Omit the pictures, then reproduce every remaining record exactly.

■ Stored items
BEGIN

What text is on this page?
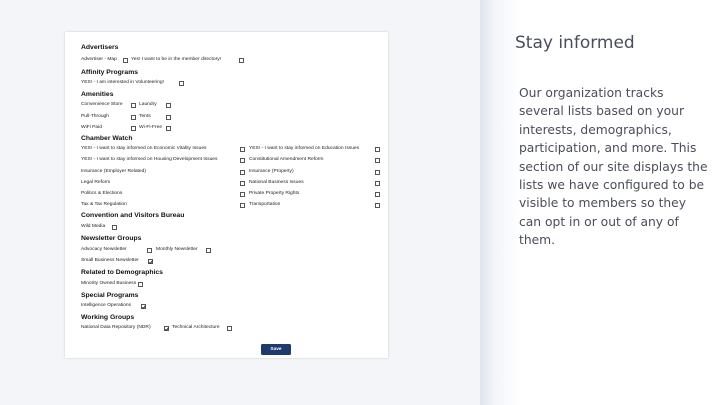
Advertisers
Advertiser - Map	Yes! I want to be in the member directory!
Affinity Programs
YES! - I am interested in Volunteering!
Amenities
Convenience Store	Laundry
Pull-Through	Tents
WiFi Paid	Wi-Fi-Free
Chamber Watch
YES! - I want to stay informed on Economic Vitality Issues	YES! - I want to stay informed on Education Issues
YES! - I want to stay informed on Housing Development Issues	Constitutional Amendment Reform
Insurance (Employer Related)	Insurance (Property)
Legal Reform	National Business Issues
Politics & Elections	Private Property Rights
Tax & Tax Regulation	Transportation
Convention and Visitors Bureau
Wild Media
Newsletter Groups
Advocacy Newsletter	Monthly Newsletter
Small Business Newsletter
Related to Demographics
Minority Owned Business
Special Programs
Intelligence Operations
Working Groups
National Data Repository (NDR)	Technical Architecture
Save
Stay informed

Our organization tracks several lists based on your interests, demographics, participation, and more. This section of our site displays the lists we have configured to be visible to members so they can opt in or out of any of them.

END

■ Task answer
What text is on this page?
Advertisers
Advertiser - Map	Yes! I want to be in the member directory!
Affinity Programs
YES! - I am interested in Volunteering!
Amenities
Convenience Store	Laundry
Pull-Through	Tents
WiFi Paid	Wi-Fi-Free
Chamber Watch
YES! - I want to stay informed on Economic Vitality Issues	YES! - I want to stay informed on Education Issues
YES! - I want to stay informed on Housing Development Issues	Constitutional Amendment Reform
Insurance (Employer Related)	Insurance (Property)
Legal Reform	National Business Issues
Politics & Elections	Private Property Rights
Tax & Tax Regulation	Transportation
Convention and Visitors Bureau
Wild Media
Newsletter Groups
Advocacy Newsletter	Monthly Newsletter
Small Business Newsletter
Related to Demographics
Minority Owned Business
Special Programs
Intelligence Operations
Working Groups
National Data Repository (NDR)	Technical Architecture
Save
Stay informed

Our organization tracks several lists based on your interests, demographics, participation, and more. This section of our site displays the lists we have configured to be visible to members so they can opt in or out of any of them.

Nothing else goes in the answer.